--- begin Dataset extract ---
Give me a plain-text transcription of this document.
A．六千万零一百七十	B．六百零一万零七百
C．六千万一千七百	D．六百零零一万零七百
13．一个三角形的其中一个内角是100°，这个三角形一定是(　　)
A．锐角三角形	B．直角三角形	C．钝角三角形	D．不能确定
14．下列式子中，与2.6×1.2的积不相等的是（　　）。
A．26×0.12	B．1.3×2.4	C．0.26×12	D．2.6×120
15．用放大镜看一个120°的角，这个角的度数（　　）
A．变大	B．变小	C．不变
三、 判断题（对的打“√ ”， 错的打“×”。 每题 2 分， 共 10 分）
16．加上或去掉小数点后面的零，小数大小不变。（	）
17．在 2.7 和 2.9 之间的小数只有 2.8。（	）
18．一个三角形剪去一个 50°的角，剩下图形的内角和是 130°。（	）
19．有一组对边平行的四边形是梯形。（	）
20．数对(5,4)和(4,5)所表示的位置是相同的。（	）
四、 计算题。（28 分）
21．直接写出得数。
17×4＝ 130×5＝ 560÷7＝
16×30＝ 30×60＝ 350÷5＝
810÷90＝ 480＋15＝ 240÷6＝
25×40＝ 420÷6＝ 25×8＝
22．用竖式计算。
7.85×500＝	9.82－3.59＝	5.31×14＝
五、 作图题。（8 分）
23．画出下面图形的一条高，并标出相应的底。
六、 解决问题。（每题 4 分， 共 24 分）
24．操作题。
--- end Dataset extract ---
--- begin Dataset extract ---
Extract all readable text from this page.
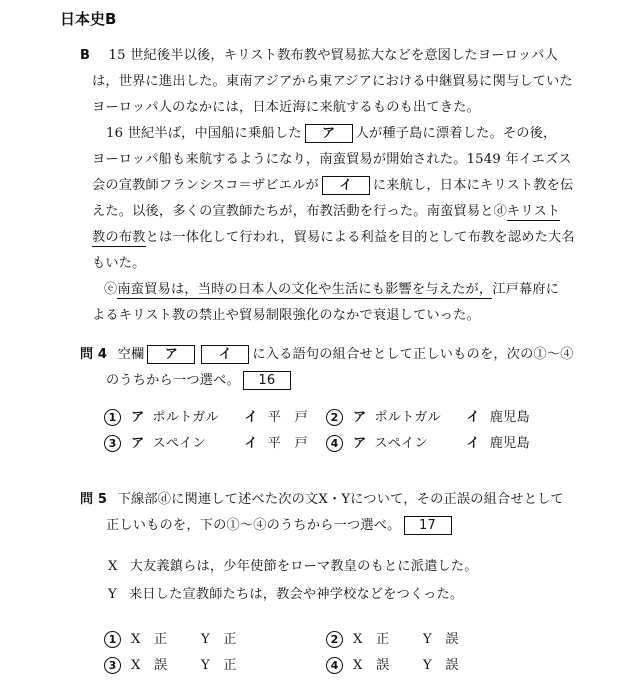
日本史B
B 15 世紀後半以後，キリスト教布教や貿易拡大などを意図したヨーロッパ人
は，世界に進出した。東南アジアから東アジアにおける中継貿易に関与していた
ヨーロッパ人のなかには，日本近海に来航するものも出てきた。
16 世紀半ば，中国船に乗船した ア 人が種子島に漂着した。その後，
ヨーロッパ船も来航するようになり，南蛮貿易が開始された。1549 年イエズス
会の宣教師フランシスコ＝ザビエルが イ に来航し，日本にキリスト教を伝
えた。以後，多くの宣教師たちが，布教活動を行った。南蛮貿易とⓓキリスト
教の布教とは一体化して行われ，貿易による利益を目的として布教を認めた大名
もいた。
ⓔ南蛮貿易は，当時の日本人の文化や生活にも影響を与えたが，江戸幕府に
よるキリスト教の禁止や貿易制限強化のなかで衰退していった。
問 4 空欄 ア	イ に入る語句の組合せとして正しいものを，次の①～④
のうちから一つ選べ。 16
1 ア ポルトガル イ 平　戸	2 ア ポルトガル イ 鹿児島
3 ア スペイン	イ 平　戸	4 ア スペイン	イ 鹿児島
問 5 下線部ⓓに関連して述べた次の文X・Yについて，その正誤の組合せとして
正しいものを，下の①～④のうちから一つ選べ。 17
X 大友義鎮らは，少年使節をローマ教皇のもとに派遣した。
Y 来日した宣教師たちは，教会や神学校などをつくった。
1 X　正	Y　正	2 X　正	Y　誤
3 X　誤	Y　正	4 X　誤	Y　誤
--- end Dataset extract ---
▶ Instruction
In the entries above, find every line holding the word "this" and copy it out.

▶ Output
Give me a plain-text transcription of this document.
Extract all readable text from this page.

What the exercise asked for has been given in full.